WORK TO BE COMPLETED:
Wherever the string "What" appears, copy the whole line.

[start of INPUT DATA]

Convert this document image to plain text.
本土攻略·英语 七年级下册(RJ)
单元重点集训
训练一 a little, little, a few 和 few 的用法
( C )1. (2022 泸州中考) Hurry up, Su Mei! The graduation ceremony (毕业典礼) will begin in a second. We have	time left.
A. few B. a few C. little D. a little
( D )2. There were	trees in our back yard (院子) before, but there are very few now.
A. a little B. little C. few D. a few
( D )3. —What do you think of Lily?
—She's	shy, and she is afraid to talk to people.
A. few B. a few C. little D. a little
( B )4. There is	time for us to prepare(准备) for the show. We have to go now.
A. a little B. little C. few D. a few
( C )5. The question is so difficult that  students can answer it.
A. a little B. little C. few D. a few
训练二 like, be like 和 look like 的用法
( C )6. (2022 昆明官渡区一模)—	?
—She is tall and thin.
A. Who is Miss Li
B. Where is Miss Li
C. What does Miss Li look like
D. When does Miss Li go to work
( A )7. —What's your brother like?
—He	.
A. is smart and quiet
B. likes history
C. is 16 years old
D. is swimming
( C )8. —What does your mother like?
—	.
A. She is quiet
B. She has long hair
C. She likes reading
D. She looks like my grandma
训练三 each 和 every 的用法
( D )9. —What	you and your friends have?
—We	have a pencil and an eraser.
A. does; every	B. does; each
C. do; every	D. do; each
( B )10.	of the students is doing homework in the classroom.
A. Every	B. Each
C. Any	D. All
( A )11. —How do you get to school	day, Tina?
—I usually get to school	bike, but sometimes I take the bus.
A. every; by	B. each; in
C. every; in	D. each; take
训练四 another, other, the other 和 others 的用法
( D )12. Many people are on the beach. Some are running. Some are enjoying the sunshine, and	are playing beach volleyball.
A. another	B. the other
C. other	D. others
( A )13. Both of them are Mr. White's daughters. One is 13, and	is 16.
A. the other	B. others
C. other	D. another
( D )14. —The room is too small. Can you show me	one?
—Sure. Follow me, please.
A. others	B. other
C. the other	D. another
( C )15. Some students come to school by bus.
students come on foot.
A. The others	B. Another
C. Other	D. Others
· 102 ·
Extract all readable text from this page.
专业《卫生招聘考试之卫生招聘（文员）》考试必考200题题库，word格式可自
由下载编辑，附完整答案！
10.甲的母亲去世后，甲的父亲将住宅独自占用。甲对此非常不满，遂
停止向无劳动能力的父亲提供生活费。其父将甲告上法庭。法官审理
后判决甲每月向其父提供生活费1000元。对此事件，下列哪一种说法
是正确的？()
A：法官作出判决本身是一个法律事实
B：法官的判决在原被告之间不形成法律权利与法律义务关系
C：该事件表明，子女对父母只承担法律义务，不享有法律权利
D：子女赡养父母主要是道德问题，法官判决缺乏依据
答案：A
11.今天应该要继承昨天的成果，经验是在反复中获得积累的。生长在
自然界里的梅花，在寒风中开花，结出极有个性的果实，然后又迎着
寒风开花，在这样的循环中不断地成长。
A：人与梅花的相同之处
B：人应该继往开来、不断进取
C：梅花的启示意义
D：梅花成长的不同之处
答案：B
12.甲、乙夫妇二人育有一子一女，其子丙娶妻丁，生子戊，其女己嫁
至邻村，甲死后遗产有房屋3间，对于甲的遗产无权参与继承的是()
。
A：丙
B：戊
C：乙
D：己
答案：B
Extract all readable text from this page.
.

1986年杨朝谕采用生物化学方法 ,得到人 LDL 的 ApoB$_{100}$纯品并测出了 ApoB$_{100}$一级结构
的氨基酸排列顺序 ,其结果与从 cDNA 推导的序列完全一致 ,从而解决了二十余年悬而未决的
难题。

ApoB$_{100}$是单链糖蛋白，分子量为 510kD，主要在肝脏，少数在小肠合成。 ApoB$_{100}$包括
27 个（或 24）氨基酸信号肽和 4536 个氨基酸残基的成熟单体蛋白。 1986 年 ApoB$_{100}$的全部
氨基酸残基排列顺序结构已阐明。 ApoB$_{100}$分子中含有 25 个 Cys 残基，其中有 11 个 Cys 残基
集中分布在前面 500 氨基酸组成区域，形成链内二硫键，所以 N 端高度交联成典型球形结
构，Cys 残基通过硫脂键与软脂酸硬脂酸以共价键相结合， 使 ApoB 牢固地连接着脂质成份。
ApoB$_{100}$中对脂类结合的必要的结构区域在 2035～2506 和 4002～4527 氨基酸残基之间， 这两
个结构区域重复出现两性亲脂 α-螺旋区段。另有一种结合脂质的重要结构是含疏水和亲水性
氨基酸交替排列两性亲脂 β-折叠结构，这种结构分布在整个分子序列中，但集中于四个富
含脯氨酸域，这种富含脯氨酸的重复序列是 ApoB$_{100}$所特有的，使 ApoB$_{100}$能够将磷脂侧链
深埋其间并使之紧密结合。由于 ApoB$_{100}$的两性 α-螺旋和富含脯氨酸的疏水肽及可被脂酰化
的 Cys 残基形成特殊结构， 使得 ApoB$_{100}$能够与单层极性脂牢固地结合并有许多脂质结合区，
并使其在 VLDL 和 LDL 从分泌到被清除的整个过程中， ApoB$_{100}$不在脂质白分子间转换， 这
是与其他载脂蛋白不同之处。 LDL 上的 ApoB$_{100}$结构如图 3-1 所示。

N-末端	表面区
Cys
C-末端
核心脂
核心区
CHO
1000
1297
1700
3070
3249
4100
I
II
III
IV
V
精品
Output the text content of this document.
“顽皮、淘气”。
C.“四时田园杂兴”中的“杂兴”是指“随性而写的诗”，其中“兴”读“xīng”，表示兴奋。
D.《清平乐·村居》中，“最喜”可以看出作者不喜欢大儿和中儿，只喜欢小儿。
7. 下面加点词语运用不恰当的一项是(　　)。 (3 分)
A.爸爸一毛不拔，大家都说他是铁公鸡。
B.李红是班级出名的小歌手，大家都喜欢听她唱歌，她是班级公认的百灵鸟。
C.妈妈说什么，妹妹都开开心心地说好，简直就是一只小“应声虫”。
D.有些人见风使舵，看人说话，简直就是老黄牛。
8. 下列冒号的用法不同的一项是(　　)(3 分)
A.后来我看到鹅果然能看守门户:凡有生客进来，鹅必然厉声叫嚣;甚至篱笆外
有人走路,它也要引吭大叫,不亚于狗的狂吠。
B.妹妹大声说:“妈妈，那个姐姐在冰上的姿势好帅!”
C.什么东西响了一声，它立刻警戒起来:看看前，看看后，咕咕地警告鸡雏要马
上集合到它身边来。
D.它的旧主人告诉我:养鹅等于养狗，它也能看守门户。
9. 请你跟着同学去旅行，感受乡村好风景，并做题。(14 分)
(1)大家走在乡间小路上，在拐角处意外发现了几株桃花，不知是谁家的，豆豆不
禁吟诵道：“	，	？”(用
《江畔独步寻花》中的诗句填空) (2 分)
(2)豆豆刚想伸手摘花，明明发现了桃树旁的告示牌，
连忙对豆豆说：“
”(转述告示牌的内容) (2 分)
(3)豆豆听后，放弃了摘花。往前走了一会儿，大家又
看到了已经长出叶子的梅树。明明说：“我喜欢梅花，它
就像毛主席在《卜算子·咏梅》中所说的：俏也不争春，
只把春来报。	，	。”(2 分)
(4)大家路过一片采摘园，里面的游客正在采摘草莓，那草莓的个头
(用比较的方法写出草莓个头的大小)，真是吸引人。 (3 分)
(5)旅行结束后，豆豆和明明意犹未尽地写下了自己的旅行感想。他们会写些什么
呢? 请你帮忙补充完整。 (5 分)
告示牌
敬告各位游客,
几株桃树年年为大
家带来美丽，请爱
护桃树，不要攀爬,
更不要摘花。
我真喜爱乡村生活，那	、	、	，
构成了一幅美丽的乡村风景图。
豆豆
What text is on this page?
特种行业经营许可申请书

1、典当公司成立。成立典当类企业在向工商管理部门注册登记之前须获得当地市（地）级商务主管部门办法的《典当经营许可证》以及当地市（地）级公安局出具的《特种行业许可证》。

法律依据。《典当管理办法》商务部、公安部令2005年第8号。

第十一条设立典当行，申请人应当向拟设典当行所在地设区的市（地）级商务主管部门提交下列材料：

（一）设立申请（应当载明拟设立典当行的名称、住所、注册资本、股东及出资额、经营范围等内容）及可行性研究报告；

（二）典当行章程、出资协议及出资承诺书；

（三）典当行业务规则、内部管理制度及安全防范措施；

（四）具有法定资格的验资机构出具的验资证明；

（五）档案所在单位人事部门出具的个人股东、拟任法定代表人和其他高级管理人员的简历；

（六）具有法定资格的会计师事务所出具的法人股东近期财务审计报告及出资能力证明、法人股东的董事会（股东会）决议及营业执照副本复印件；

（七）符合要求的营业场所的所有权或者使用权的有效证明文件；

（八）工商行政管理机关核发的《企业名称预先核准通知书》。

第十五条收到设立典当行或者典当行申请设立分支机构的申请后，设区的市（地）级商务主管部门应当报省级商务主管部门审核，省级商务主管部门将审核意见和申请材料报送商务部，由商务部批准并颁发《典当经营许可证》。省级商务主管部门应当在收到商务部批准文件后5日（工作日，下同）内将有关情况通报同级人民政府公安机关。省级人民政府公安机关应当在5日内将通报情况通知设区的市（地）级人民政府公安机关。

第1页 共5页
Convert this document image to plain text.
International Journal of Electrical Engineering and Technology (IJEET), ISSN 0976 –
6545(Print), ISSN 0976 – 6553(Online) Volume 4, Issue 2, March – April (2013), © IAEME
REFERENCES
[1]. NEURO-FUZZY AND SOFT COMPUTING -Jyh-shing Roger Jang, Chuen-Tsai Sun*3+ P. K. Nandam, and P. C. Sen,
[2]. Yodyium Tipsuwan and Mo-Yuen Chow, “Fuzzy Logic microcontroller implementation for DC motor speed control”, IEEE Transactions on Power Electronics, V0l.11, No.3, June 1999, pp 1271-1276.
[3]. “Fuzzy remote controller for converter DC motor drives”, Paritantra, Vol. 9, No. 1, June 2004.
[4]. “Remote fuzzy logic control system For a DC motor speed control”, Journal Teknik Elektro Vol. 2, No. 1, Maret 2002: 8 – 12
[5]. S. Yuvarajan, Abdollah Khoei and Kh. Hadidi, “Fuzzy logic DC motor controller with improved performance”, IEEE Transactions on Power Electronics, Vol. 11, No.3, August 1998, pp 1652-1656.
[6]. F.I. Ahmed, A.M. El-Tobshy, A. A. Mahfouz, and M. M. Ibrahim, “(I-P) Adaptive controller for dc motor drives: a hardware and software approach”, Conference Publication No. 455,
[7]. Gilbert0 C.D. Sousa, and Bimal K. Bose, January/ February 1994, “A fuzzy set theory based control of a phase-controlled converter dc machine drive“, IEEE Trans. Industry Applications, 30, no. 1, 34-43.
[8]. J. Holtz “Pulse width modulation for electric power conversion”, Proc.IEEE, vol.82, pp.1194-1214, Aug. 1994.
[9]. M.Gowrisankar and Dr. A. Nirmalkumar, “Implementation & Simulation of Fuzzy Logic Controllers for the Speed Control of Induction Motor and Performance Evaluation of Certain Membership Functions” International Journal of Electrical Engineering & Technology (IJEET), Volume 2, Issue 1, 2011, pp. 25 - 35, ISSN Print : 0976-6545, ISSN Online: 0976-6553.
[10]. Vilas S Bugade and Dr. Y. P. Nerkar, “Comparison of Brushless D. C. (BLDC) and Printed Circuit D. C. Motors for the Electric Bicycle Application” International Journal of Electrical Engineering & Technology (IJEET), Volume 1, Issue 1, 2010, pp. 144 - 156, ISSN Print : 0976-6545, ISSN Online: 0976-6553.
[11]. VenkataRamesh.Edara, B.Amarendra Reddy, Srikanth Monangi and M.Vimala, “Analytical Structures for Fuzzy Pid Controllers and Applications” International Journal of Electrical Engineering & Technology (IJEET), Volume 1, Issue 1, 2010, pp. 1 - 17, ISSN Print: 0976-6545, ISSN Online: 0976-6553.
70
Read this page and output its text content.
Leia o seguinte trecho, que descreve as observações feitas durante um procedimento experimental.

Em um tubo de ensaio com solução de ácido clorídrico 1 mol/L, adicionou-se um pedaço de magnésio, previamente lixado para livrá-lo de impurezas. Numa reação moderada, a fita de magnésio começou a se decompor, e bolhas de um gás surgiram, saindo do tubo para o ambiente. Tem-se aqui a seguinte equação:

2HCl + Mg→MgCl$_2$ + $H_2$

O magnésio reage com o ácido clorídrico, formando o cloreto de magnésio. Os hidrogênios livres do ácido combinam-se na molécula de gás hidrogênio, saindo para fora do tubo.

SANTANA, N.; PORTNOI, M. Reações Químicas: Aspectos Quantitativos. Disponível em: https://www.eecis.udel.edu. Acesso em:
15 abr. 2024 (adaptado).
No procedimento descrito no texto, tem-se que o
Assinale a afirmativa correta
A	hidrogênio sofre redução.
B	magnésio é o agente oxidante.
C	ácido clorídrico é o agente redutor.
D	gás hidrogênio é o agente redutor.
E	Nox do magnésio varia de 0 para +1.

[end of INPUT DATA]

RESPONSE:
( D )3. —What do you think of Lily?
C. What does Miss Li look like
( A )7. —What's your brother like?
( C )8. —What does your mother like?
( D )9. —What	you and your friends have?
What text is on this page?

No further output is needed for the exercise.